> [MATERIAL FOR THIS TASK]:
▬▬▬▬▬▬▬▬▬▬

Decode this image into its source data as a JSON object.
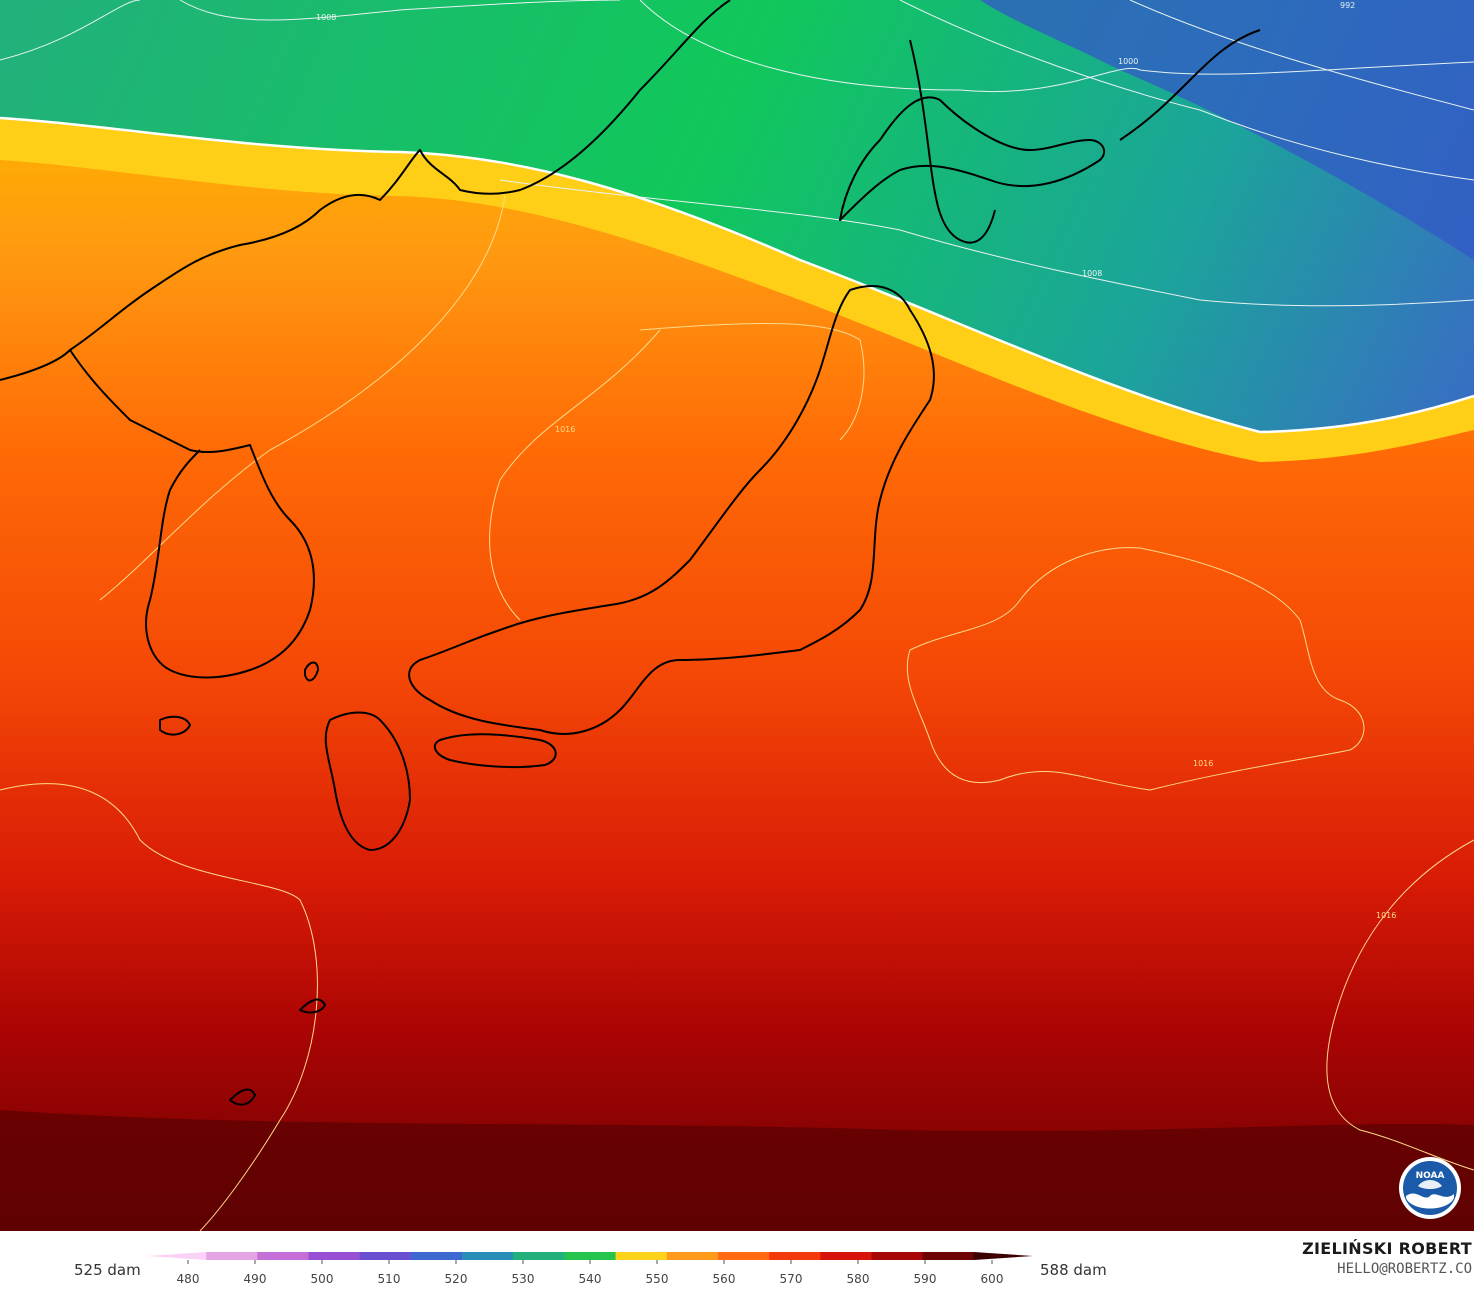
{
  "map": {
    "isobar_labels": [
      {
        "text": "1008",
        "color": "#e6f2f2"
      },
      {
        "text": "1000",
        "color": "#e6f2f2"
      },
      {
        "text": "992",
        "color": "#e6f2f2"
      },
      {
        "text": "1008",
        "color": "#e6f2f2"
      },
      {
        "text": "1016",
        "color": "#ffd98a"
      },
      {
        "text": "1016",
        "color": "#ffd98a"
      },
      {
        "text": "1016",
        "color": "#ffd98a"
      }
    ]
  },
  "legend": {
    "min_label": "525 dam",
    "max_label": "588 dam",
    "ticks": [
      "480",
      "490",
      "500",
      "510",
      "520",
      "530",
      "540",
      "550",
      "560",
      "570",
      "580",
      "590",
      "600"
    ],
    "colors": [
      "#f9d3f5",
      "#e6a3e4",
      "#c56ed7",
      "#9a50d5",
      "#6a4fd0",
      "#3e67cf",
      "#2a8fb8",
      "#23b07c",
      "#25c44d",
      "#ffd31a",
      "#ff9a1a",
      "#ff6a12",
      "#f33a0c",
      "#d8140a",
      "#a80606",
      "#6d0303",
      "#3a0000"
    ]
  },
  "credits": {
    "author": "ZIELIŃSKI ROBERT",
    "email": "HELLO@ROBERTZ.CO",
    "logo_text": "NOAA"
  }
}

▬▬▬▬▬▬▬▬▬▬

Quote the entries in full. Any image among them is to be omitted from the copy.

Decode this image into its source data as a JSON object.
{
  "map": {
    "isobar_labels": [
      {
        "text": "1008",
        "color": "#e6f2f2"
      },
      {
        "text": "1000",
        "color": "#e6f2f2"
      },
      {
        "text": "992",
        "color": "#e6f2f2"
      },
      {
        "text": "1008",
        "color": "#e6f2f2"
      },
      {
        "text": "1016",
        "color": "#ffd98a"
      },
      {
        "text": "1016",
        "color": "#ffd98a"
      },
      {
        "text": "1016",
        "color": "#ffd98a"
      }
    ]
  },
  "legend": {
    "min_label": "525 dam",
    "max_label": "588 dam",
    "ticks": [
      "480",
      "490",
      "500",
      "510",
      "520",
      "530",
      "540",
      "550",
      "560",
      "570",
      "580",
      "590",
      "600"
    ],
    "colors": [
      "#f9d3f5",
      "#e6a3e4",
      "#c56ed7",
      "#9a50d5",
      "#6a4fd0",
      "#3e67cf",
      "#2a8fb8",
      "#23b07c",
      "#25c44d",
      "#ffd31a",
      "#ff9a1a",
      "#ff6a12",
      "#f33a0c",
      "#d8140a",
      "#a80606",
      "#6d0303",
      "#3a0000"
    ]
  },
  "credits": {
    "author": "ZIELIŃSKI ROBERT",
    "email": "HELLO@ROBERTZ.CO",
    "logo_text": "NOAA"
  }
}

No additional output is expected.